Requirements:
How many of the lines below include "Dreiecksrechner"? Give the number and no other words.

Collected data entries
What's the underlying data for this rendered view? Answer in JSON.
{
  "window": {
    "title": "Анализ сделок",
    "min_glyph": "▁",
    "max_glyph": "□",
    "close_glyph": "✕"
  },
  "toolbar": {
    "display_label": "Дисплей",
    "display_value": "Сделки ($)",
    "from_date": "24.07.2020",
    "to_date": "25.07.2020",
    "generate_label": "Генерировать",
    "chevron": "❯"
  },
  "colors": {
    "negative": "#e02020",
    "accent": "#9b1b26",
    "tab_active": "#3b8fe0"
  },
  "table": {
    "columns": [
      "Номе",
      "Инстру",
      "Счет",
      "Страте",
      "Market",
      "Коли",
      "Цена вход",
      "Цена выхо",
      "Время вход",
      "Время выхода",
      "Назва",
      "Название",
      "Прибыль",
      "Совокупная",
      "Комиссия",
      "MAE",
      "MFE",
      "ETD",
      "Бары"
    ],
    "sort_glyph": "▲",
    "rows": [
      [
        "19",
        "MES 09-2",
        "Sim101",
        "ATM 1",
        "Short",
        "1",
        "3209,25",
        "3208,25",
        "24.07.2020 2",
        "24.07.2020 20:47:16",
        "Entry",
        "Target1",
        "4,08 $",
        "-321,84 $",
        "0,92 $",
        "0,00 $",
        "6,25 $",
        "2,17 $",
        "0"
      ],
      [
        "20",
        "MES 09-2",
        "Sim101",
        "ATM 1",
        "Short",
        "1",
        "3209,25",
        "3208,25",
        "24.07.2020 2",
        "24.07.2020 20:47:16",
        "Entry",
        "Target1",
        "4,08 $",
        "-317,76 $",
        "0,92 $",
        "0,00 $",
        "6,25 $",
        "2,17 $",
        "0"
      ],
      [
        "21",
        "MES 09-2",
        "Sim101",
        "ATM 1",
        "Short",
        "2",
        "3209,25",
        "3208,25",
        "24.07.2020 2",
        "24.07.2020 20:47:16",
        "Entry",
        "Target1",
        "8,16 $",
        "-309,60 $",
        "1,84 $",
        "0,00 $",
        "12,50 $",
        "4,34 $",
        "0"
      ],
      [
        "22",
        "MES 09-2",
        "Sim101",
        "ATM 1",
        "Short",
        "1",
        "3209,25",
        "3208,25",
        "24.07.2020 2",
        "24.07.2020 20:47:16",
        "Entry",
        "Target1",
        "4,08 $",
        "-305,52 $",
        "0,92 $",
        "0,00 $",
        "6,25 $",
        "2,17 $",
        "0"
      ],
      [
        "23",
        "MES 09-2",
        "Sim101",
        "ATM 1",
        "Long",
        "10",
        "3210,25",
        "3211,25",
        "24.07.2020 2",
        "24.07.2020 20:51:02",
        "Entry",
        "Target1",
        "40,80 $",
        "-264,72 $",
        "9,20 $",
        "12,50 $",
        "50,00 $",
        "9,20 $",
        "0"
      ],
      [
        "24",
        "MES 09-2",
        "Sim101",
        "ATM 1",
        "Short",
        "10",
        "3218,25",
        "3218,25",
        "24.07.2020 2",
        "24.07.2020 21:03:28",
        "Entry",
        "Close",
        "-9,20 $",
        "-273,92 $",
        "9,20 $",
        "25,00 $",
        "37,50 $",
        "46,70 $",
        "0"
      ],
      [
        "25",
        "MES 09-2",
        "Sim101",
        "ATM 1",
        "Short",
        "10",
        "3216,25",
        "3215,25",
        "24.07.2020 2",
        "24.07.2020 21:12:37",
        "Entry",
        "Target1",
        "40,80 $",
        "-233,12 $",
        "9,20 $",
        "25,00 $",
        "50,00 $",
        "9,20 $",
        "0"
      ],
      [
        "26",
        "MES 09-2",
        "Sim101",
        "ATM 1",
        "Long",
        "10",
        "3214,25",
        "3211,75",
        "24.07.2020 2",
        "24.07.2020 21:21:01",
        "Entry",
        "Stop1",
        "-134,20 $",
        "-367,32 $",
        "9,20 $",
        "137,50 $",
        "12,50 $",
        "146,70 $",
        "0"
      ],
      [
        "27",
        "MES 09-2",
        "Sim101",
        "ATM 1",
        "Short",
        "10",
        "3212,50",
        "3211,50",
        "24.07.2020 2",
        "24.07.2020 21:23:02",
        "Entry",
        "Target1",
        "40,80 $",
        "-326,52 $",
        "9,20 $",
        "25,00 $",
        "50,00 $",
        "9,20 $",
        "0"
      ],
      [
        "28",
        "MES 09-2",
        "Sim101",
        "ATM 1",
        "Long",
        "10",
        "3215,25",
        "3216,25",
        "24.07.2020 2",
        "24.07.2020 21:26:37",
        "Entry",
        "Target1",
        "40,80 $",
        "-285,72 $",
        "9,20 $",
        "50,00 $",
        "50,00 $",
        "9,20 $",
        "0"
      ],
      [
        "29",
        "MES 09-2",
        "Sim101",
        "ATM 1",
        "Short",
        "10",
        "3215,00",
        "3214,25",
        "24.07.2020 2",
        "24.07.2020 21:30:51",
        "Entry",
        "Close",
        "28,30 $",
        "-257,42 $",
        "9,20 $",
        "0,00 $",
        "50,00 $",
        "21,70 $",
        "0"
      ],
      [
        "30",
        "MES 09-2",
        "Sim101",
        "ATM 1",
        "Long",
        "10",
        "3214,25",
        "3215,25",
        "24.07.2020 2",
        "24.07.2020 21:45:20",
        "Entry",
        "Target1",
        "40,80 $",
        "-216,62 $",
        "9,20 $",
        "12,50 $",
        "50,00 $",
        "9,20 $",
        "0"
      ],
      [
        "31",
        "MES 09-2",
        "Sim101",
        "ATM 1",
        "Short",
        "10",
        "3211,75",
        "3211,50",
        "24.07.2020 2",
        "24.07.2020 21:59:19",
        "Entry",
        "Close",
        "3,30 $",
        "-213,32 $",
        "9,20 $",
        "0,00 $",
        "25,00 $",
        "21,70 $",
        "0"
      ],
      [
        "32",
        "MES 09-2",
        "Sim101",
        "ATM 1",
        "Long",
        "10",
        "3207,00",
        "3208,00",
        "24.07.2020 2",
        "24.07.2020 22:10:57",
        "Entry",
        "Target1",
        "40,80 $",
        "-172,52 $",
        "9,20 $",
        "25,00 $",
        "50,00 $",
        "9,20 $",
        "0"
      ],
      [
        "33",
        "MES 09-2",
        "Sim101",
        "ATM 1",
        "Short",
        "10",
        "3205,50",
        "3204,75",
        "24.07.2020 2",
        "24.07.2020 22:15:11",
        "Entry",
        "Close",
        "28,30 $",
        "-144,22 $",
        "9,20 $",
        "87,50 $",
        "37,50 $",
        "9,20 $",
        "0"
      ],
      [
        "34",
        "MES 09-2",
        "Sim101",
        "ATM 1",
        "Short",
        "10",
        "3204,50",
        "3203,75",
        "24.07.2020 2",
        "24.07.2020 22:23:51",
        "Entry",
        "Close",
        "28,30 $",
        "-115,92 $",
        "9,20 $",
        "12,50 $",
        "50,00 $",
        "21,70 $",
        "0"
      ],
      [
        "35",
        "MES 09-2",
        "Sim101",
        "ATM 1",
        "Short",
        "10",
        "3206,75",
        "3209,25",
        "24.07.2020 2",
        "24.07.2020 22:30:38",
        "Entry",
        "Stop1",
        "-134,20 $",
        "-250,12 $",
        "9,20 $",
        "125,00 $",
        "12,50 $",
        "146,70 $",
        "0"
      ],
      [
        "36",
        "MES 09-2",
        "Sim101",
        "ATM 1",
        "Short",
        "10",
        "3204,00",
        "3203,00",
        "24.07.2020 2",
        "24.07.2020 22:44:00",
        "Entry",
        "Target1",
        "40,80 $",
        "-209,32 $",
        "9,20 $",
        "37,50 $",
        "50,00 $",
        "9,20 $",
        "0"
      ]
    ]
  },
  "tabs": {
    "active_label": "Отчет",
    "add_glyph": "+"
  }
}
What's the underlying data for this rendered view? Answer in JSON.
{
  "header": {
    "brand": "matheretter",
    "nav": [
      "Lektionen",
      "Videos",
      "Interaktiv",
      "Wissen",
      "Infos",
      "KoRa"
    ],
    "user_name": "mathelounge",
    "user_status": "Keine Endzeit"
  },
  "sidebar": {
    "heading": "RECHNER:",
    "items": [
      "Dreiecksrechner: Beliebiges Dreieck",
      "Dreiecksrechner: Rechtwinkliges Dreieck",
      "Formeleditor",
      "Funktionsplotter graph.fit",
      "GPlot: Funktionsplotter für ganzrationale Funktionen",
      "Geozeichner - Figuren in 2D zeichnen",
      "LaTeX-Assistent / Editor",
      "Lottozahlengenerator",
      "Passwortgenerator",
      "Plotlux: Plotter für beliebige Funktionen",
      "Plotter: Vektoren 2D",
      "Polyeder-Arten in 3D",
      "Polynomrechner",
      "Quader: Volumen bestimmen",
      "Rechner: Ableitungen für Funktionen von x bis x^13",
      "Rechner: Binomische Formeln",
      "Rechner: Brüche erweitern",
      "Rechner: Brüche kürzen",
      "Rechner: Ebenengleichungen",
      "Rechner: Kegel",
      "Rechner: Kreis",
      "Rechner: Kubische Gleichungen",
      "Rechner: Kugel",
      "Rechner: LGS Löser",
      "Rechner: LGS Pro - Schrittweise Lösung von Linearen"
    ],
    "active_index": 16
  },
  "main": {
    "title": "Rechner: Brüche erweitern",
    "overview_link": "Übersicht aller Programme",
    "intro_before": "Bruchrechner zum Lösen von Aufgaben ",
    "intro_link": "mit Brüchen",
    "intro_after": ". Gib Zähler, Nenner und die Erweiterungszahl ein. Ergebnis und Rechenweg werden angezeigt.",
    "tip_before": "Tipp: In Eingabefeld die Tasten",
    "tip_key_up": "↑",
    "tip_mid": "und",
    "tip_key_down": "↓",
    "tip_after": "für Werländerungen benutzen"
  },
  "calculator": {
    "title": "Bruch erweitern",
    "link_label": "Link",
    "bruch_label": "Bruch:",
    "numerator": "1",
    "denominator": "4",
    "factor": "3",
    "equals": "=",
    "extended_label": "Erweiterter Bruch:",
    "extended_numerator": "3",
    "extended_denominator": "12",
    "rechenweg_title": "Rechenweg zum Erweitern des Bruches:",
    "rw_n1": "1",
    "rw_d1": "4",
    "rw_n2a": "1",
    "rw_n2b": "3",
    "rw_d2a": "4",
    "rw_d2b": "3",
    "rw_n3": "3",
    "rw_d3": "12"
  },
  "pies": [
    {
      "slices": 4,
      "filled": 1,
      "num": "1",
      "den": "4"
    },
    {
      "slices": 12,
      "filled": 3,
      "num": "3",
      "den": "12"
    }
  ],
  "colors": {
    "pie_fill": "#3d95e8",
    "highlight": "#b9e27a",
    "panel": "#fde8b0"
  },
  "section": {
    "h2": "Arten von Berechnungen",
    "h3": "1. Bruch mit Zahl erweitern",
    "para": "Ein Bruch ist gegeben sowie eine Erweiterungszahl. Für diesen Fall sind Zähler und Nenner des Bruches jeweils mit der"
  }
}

Exercise response:
2